**Reading text**
An Origin Story of Religious Populists
Conservatives spend a lot of time asking themselves; how did we get there? The answers are plentiful, from economic change to media proliferation. But what about the evangelicals? The evangelical presence among elected officials remains small, but evangelicals make up a sizable portion of the Republican electorate, especially in deep red states. Evangelical support was tricky at first. Polling data suggested that Republican voters who regularly attended church preferred Ted Cruz by a notable margin. It was only when Donald Trump secured the Republican nomination that evangelical voters moved en masse to support the man who once bragged that the “great” Norman Vincent Peale had once been his pastor. For the record, the number of evangelical pastors who have positive thoughts about Peale is roughly equal to the number of people who are satisfied with their degrees from Trump University.
Nevertheless, Trump made all the right overtures on abortion, religious liberty, and federal judicial appointments, and his position vis a vis Hillary Clinton left evangelicals feeling that they had no other option but to support the Republican nominee. Again, even many Never Trump conservatives were willing to tolerate the transactional argument that many voters – evangelicals included – made in 2016. The question at this point is this: why haven’t evangelicals broken up with Trump, given his many foibles and missteps?
The explanation lies in the fact that most evangelical voters are not conservative, at least not in the traditional sense the term is understood. They are not Burkeans, nor Kirkian traditionalists, nor Buckleyite fusionists. That may be true of a handful of pastors, theologians, and lay people (it was true in my home – my late father, a Southern Baptist pastor, introduced me to Mona Charen, George Will, and William F. Buckley), but not the rank and file. Instead, they are religious populists. The average evangelical voter did not come to the conservative movement or the Republican Party via National Review or Firing Line, and today, they are not kept abreast of conservative thought and policy via the usual print outlets like NR, Commentary, the American Conservative, or the late, lamented Weekly Standard.
Perhaps it’s unfair to criticize a working-class Baptist family for not reading John Podhoretz each month, but that’s not the point. Ideas are formed somewhere, and if evangelical political thought wasn’t formed within the broad swath of the conservative press, where was it formed?

**List of tasks**
- A) In the essay on religious populists, which candidate did Republican voters who regularly attended church prefer by a notable margin, according to polling data?
- B) Reproduce the passage of the essay on religious populists from "Nevertheless, Trump made" to "foibles and missteps?".
- C) Continue the essay on religious populists, starting after its final sentence.

**Data lines**
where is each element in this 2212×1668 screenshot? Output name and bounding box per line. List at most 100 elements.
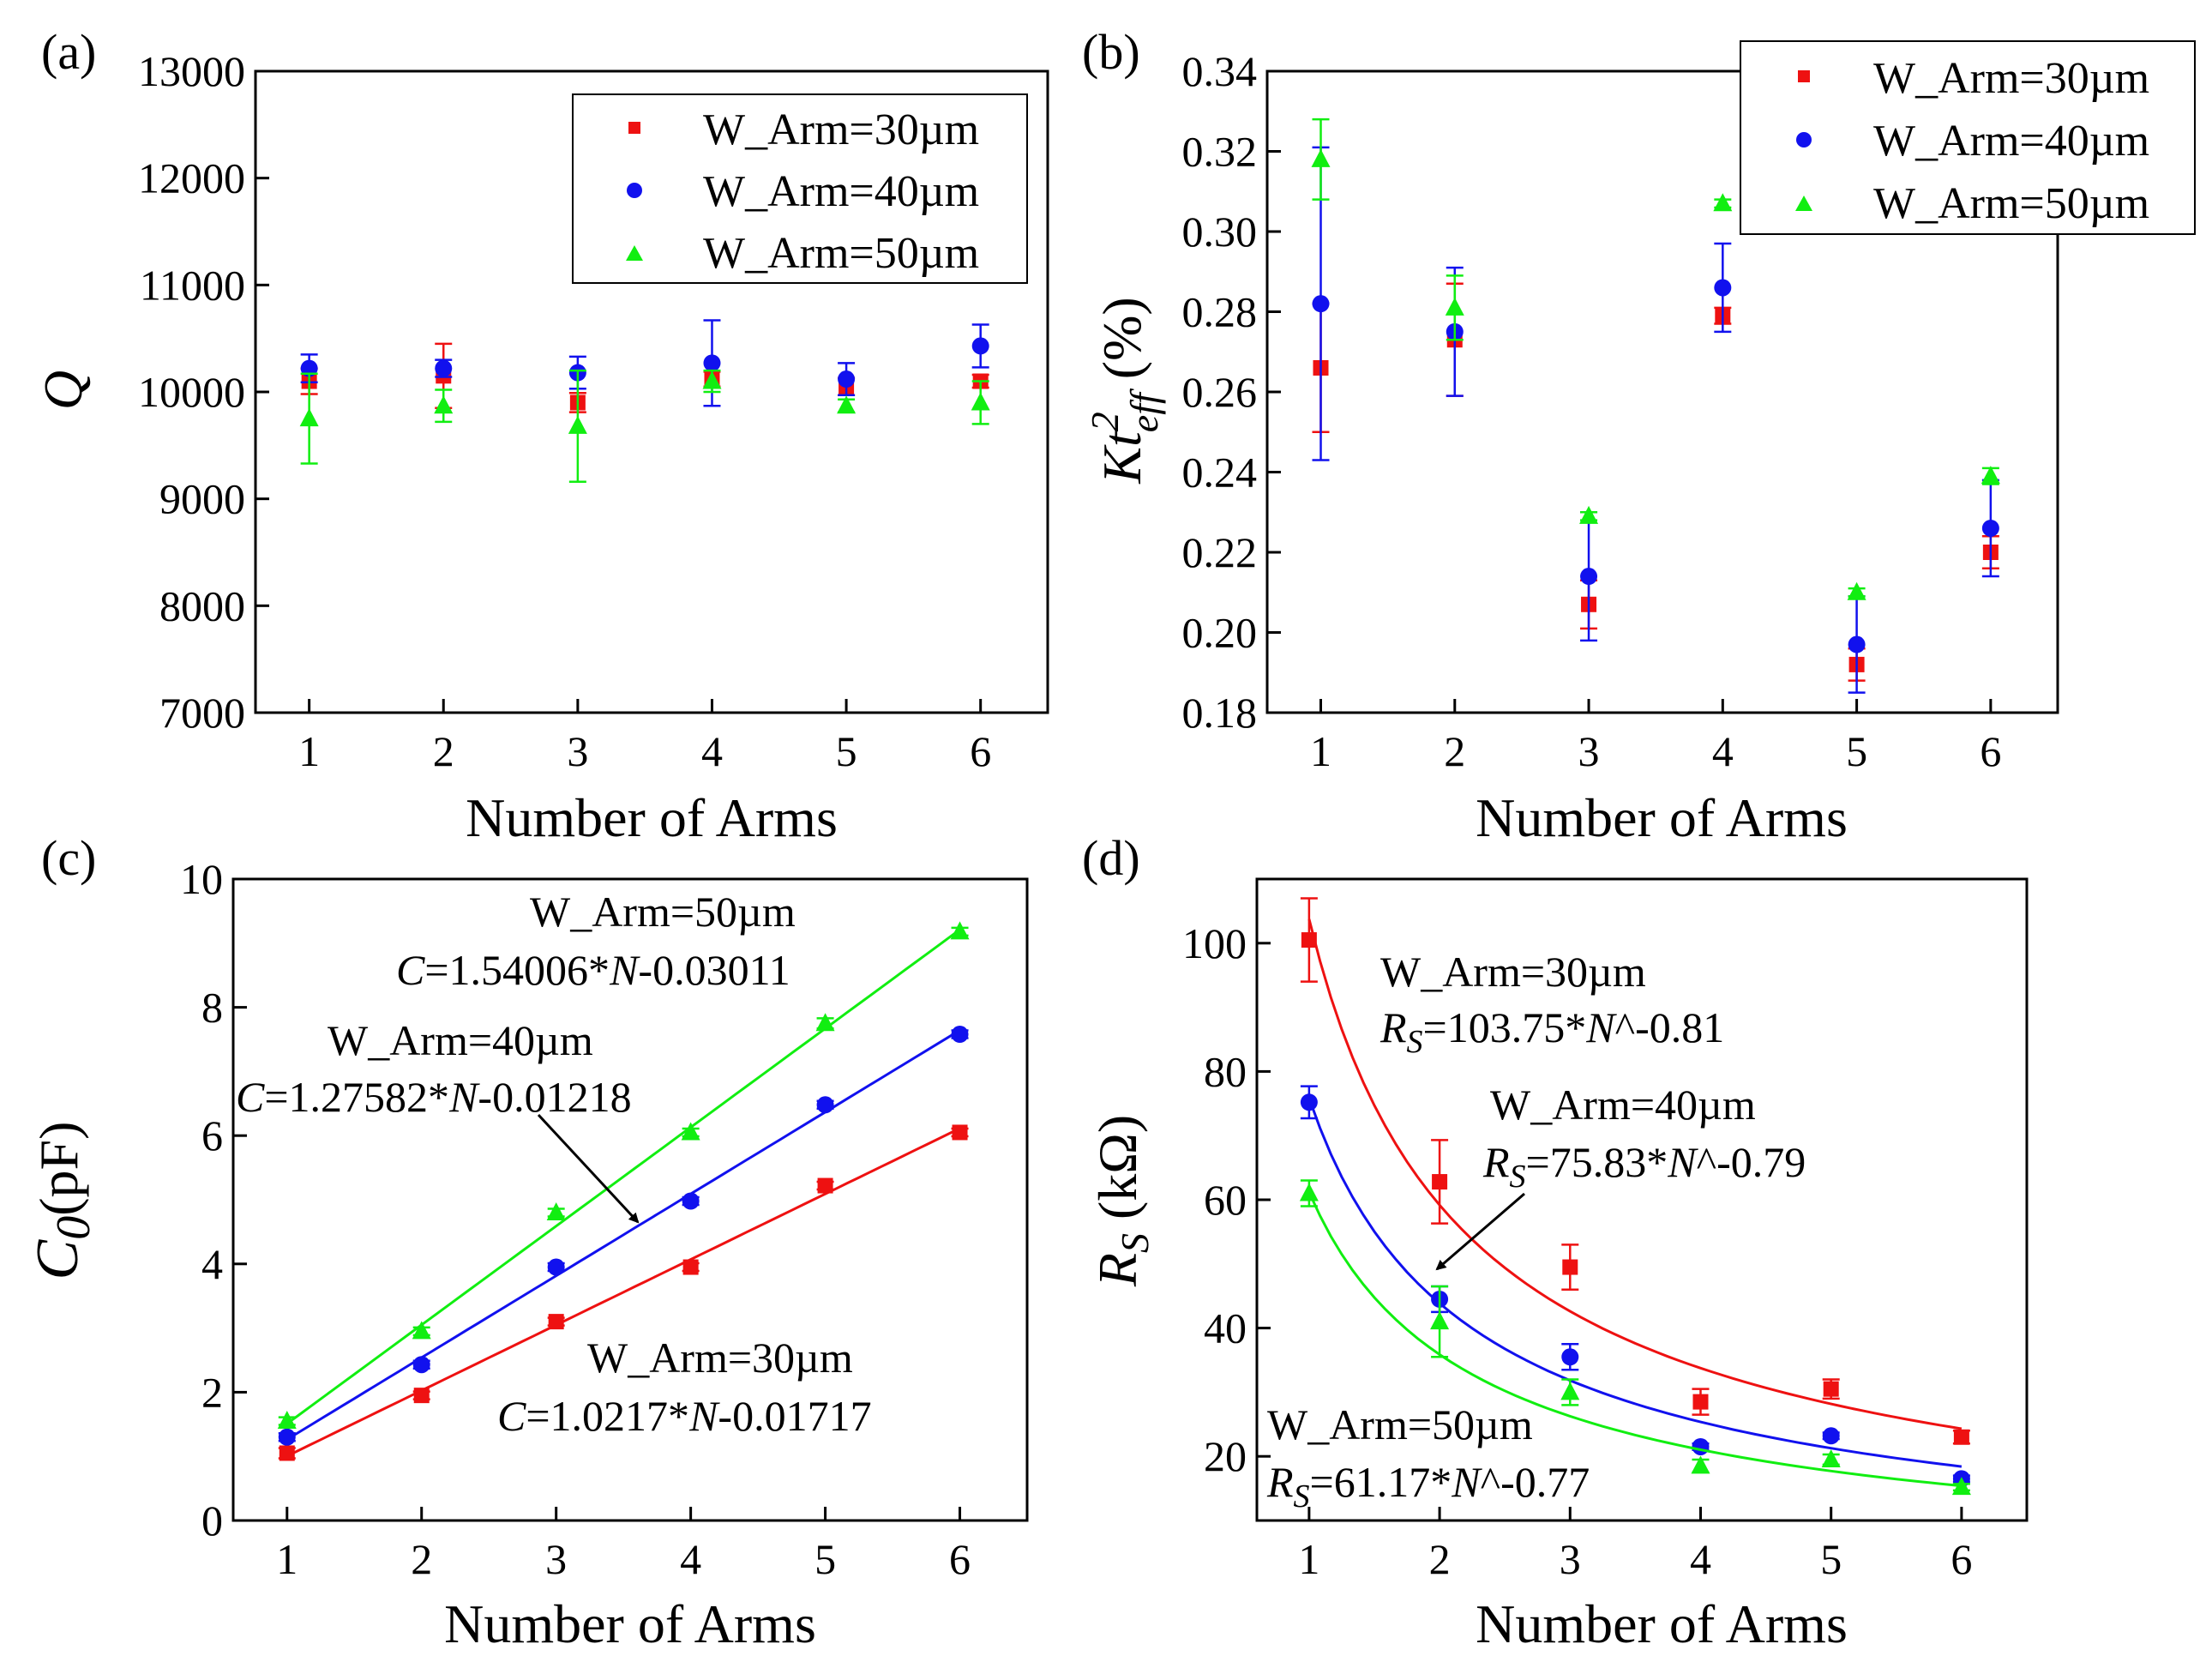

**Answers for the tasks**
- A) Ted Cruz

- B)
Nevertheless, Trump made all the right overtures on abortion, religious liberty, and federal judicial appointments, and his position vis a vis Hillary Clinton left evangelicals feeling that they had no other option but to support the Republican nominee. Again, even many Never Trump conservatives were willing to tolerate the transactional argument that many voters – evangelicals included – made in 2016. The question at this point is this: why haven’t evangelicals broken up with Trump, given his many foibles and missteps?

- C)
Evangelical political thought was, and is, formed through talk radio, cable television, and parachurch organizations like Focus on the Family, the Family Research Council, and the American Family Association. In his recent book The Radio Right: How a Band of Broadcasters Took on the Federal Government and Built the Modern Conservative Movement, the Cato Institute’s Paul Matzko details how talk radio from the 1960s onward grew the conservative movement beyond the intellectual class. It wasn’t the luminaries at National Review and other assorted outlets that turned millions of voters towards the Republican Party. In Matzko’s telling, it was radio hosts like Billy James Hargis and Carl McIntire who developed popular radio followings by espousing a loosely evangelical anti-Communism during the 1960s. As the moral majority grew in the post-Nixon years, it set the stage for voices like Jerry Falwell, Pat Robertson, James Dobson of Focus on the Family, and Donald Wildmon of the American Family Association. Today those voices are found on cable television and social media, with the presence of megachurch pastors always lurking in the background.
With their emphasis on the inerrancy of Scripture, evangelicals like to think of themselves as a people of the Book. In truth the overwhelming emphasis is not just on the Bible, but the act of preaching within the church service itself. It is the sermon that takes priority over all else. That’s nothing new in Protestantism; the Reformers placed a very high importance upon the public proclamation of God’s Word. What is different for evangelicals over the last one hundred years is the combination of urgency and apocalypticism. On its own, urgency isn’t anything novel — the Puritans and the Wesleys all preached the need to repent and believe right now. It’s the apocalypticism that really turns many evangelical voters into populists.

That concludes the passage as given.